[Figure collection entries]
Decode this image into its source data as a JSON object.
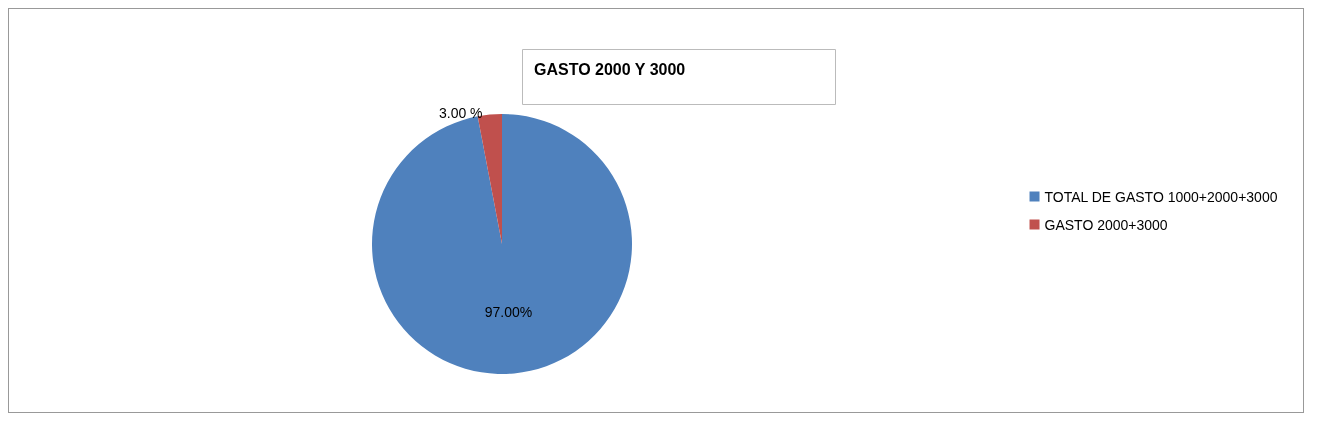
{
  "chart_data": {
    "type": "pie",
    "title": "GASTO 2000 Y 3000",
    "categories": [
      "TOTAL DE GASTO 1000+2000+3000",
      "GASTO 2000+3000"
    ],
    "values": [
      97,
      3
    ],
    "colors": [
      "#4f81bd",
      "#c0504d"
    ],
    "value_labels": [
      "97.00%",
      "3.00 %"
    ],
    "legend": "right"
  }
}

■ WHAT IS NEEDED
Return the whole listing, word for word, and leave out every picture.

■ SOLUTION FOR THIS EXERCISE
Decode this image into its source data as a JSON object.
{
  "chart_data": {
    "type": "pie",
    "title": "GASTO 2000 Y 3000",
    "categories": [
      "TOTAL DE GASTO 1000+2000+3000",
      "GASTO 2000+3000"
    ],
    "values": [
      97,
      3
    ],
    "colors": [
      "#4f81bd",
      "#c0504d"
    ],
    "value_labels": [
      "97.00%",
      "3.00 %"
    ],
    "legend": "right"
  }
}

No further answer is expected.